Task directions -
Copy each line below in which the word "如何护航经济持续回升向好" occurs.

Stored items:
····················

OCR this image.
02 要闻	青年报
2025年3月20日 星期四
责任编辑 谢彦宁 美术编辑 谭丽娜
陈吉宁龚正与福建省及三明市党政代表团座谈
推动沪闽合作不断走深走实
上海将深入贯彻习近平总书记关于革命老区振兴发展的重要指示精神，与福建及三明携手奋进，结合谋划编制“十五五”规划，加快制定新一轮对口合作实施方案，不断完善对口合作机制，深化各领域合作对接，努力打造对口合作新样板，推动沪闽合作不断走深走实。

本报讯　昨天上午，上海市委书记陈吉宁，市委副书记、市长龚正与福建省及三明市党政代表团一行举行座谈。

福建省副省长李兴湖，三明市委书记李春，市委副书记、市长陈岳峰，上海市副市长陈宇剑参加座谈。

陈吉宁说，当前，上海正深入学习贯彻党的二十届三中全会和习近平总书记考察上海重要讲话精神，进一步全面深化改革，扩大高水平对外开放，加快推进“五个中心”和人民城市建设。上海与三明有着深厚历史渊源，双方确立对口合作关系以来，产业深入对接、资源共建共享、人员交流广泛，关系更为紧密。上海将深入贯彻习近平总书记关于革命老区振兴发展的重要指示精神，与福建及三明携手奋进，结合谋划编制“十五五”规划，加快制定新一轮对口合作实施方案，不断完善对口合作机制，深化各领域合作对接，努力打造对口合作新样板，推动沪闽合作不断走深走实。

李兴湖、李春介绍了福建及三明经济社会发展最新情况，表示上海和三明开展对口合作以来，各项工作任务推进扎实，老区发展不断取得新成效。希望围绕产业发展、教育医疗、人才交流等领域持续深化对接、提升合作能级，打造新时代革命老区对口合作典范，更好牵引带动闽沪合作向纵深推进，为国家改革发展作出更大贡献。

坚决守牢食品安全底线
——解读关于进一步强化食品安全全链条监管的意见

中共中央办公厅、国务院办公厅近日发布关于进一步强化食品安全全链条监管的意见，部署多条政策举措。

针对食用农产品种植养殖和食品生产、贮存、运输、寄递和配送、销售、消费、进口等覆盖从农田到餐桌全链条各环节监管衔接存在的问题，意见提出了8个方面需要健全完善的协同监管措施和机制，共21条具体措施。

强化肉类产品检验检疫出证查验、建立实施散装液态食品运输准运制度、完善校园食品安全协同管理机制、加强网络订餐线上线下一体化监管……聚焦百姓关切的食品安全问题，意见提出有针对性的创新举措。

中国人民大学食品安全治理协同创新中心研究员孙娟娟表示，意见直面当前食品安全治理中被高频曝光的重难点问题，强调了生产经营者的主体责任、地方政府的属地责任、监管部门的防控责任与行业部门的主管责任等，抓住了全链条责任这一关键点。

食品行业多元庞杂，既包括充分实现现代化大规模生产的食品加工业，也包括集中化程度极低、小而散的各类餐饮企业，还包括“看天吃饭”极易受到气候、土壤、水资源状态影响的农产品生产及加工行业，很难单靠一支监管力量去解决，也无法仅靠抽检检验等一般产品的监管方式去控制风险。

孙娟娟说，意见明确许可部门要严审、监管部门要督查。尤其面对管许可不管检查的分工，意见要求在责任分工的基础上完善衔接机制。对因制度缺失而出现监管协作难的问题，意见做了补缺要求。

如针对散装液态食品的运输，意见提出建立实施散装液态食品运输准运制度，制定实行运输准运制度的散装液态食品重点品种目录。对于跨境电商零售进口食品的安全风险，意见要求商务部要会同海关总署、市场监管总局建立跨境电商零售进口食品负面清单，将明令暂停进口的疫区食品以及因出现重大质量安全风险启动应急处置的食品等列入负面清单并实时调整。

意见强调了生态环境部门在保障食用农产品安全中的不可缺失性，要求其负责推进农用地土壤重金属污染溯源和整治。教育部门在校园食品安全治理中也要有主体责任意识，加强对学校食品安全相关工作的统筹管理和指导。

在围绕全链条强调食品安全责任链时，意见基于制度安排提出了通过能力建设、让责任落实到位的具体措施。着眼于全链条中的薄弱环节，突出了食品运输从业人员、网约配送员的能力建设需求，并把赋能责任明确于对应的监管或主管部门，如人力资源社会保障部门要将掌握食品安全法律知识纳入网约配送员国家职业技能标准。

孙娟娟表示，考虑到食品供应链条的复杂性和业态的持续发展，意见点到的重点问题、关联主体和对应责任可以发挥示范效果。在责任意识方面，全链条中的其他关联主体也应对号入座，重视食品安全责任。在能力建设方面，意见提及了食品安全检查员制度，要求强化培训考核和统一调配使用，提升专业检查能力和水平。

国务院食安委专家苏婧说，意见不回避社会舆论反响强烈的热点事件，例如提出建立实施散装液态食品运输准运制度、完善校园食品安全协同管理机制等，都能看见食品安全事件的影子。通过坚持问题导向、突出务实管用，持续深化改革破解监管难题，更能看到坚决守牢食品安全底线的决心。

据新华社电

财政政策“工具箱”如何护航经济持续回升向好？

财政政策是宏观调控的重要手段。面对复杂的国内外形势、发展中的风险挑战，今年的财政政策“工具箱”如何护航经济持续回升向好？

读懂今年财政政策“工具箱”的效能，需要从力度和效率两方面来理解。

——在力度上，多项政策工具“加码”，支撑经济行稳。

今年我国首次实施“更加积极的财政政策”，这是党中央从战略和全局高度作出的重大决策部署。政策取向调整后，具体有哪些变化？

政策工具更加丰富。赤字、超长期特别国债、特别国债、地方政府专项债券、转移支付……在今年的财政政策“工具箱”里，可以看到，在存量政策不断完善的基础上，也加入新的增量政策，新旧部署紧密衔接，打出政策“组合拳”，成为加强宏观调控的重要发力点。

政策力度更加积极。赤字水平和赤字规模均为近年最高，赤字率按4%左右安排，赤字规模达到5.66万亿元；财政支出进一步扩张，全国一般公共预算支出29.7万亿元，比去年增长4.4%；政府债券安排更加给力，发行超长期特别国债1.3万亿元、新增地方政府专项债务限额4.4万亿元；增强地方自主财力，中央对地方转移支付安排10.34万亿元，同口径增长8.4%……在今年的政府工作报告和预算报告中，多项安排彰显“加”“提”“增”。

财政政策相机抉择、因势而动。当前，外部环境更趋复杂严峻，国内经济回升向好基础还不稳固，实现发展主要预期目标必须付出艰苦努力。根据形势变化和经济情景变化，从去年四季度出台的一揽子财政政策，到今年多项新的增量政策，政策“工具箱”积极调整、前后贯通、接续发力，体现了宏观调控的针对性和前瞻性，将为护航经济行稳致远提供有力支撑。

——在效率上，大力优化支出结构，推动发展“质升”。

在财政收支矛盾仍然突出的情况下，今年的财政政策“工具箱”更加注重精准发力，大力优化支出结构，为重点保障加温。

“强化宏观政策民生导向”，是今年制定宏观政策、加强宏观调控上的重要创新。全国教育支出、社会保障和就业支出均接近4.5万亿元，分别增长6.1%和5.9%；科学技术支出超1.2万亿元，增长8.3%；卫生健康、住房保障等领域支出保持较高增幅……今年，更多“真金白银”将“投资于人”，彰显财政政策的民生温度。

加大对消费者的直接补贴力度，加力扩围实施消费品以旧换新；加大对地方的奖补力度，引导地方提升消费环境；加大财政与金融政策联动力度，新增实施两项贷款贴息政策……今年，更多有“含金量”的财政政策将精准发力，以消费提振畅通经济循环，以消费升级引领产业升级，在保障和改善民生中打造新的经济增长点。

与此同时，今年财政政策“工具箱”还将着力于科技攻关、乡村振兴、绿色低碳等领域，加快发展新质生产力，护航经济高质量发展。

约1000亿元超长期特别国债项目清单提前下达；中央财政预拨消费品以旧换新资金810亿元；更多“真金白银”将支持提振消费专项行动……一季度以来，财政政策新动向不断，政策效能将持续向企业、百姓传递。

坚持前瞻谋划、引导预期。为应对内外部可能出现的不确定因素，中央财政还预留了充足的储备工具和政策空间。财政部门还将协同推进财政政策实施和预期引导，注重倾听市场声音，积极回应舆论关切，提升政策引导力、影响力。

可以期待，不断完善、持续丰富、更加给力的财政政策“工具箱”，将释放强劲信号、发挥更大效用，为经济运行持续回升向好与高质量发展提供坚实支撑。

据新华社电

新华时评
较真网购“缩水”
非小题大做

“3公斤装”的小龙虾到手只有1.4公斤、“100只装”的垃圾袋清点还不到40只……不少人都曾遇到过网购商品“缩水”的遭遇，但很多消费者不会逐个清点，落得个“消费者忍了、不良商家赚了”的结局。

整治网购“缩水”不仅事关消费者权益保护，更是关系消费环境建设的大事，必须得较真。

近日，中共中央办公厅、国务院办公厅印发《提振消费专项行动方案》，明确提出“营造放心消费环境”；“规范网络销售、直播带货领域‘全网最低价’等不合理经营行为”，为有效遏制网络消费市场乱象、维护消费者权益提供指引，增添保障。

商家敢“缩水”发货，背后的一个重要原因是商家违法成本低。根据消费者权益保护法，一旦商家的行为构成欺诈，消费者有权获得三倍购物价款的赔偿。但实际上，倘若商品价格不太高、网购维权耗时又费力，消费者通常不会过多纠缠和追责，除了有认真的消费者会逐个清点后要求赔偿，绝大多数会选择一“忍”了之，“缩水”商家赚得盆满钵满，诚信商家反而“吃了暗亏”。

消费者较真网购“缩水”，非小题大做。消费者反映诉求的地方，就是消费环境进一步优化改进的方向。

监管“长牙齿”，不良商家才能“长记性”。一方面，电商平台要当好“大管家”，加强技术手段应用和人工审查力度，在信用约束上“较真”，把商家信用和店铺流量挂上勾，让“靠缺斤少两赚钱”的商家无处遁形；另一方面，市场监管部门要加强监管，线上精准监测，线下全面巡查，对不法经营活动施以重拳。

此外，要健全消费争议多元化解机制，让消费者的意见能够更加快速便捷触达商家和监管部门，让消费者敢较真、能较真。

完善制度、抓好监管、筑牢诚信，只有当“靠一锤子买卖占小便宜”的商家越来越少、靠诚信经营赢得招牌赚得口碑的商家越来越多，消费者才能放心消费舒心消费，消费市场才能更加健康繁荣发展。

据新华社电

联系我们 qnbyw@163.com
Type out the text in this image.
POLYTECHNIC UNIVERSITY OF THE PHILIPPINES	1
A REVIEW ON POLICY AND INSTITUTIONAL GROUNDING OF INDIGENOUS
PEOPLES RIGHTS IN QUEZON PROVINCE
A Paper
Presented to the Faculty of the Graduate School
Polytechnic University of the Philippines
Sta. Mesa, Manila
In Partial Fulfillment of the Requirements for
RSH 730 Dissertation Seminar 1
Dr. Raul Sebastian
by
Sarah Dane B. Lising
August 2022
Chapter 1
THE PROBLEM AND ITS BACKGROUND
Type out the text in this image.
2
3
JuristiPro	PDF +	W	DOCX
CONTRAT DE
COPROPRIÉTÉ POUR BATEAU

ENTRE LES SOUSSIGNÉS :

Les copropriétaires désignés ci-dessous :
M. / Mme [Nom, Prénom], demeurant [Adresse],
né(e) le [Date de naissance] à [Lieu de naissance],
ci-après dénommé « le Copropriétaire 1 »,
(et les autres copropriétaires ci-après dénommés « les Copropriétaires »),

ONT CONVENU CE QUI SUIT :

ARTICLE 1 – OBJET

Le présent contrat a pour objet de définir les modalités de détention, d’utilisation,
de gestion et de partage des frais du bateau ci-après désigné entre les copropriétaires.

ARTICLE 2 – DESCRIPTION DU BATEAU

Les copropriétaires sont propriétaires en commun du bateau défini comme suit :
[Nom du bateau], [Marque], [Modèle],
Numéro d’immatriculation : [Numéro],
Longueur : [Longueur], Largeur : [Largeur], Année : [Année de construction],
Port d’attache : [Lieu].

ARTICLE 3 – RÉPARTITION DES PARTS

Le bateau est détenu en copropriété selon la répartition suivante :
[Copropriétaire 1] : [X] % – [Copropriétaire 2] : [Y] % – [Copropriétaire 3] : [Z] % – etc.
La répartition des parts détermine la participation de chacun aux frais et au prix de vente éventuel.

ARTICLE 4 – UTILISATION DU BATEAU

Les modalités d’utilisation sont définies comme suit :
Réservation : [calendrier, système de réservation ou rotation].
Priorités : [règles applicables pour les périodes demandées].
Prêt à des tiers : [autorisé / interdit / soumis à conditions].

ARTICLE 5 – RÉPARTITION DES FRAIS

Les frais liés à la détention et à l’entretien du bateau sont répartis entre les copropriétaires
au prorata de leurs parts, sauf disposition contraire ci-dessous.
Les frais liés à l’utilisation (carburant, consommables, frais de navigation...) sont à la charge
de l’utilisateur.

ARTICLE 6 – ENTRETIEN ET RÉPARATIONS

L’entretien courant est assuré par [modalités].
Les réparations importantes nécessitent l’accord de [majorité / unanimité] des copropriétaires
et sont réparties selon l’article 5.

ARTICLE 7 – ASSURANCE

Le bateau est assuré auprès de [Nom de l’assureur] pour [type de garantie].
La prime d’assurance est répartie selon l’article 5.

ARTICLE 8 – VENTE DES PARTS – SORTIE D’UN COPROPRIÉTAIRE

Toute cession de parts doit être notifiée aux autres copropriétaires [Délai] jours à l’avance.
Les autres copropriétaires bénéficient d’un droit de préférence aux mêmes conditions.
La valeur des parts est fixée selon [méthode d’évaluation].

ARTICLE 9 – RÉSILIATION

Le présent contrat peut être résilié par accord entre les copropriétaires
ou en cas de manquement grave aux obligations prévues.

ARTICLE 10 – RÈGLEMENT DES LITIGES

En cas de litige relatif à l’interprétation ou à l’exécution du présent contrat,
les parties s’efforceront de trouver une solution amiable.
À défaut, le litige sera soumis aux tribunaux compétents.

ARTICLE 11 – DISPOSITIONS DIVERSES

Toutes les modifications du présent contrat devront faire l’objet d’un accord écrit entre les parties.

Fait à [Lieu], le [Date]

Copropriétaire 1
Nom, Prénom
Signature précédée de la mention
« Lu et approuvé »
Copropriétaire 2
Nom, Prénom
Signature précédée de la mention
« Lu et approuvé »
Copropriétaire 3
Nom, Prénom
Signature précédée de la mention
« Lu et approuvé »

····················

Result of the task -
财政政策“工具箱”如何护航经济持续回升向好？
财政政策是宏观调控的重要手段。面对复杂的国内外形势、发展中的风险挑战，今年的财政政策“工具箱”如何护航经济持续回升向好？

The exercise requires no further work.